• [TO BE DONE]:
Make an exact transcription of the material, leaving out all images.

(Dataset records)
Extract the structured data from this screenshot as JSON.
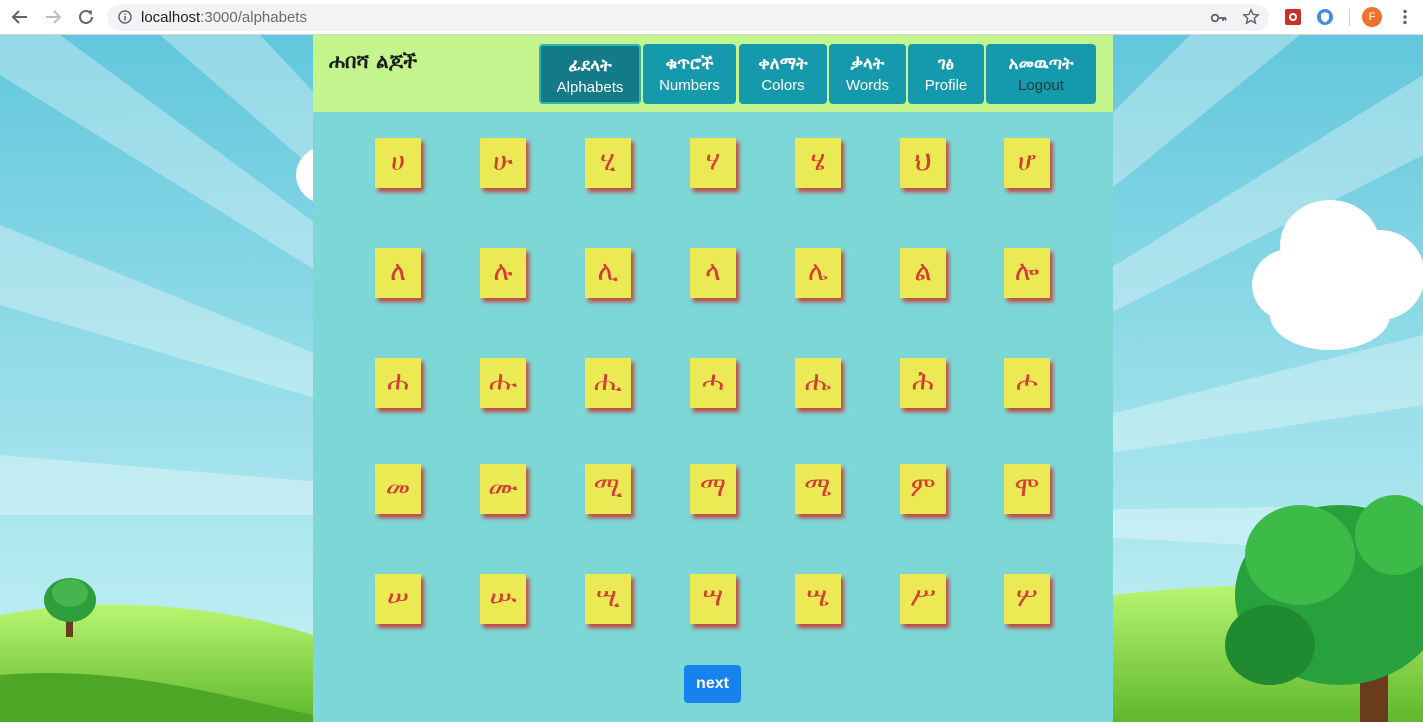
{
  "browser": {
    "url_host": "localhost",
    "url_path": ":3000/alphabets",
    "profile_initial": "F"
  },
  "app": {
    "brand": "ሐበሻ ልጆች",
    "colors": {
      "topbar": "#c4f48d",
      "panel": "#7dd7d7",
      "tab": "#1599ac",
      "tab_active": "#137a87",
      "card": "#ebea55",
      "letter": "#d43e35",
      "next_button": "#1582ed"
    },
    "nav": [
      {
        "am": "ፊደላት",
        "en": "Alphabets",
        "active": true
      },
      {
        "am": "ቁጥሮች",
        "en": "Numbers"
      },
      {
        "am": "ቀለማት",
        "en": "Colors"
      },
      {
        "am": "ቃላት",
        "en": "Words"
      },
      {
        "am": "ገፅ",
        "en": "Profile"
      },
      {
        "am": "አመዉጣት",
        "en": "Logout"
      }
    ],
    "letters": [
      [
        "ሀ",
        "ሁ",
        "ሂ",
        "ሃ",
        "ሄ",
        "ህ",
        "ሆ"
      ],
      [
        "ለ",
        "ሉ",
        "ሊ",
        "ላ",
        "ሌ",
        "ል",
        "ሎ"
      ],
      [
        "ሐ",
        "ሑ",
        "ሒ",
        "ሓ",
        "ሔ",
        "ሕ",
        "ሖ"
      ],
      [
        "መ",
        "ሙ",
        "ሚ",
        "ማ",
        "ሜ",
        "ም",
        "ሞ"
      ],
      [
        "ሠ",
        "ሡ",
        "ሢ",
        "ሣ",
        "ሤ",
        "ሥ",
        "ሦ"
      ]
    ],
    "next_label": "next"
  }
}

• [FULL ANSWER]:
Extract the structured data from this screenshot as JSON.
{
  "browser": {
    "url_host": "localhost",
    "url_path": ":3000/alphabets",
    "profile_initial": "F"
  },
  "app": {
    "brand": "ሐበሻ ልጆች",
    "colors": {
      "topbar": "#c4f48d",
      "panel": "#7dd7d7",
      "tab": "#1599ac",
      "tab_active": "#137a87",
      "card": "#ebea55",
      "letter": "#d43e35",
      "next_button": "#1582ed"
    },
    "nav": [
      {
        "am": "ፊደላት",
        "en": "Alphabets",
        "active": true
      },
      {
        "am": "ቁጥሮች",
        "en": "Numbers"
      },
      {
        "am": "ቀለማት",
        "en": "Colors"
      },
      {
        "am": "ቃላት",
        "en": "Words"
      },
      {
        "am": "ገፅ",
        "en": "Profile"
      },
      {
        "am": "አመዉጣት",
        "en": "Logout"
      }
    ],
    "letters": [
      [
        "ሀ",
        "ሁ",
        "ሂ",
        "ሃ",
        "ሄ",
        "ህ",
        "ሆ"
      ],
      [
        "ለ",
        "ሉ",
        "ሊ",
        "ላ",
        "ሌ",
        "ል",
        "ሎ"
      ],
      [
        "ሐ",
        "ሑ",
        "ሒ",
        "ሓ",
        "ሔ",
        "ሕ",
        "ሖ"
      ],
      [
        "መ",
        "ሙ",
        "ሚ",
        "ማ",
        "ሜ",
        "ም",
        "ሞ"
      ],
      [
        "ሠ",
        "ሡ",
        "ሢ",
        "ሣ",
        "ሤ",
        "ሥ",
        "ሦ"
      ]
    ],
    "next_label": "next"
  }
}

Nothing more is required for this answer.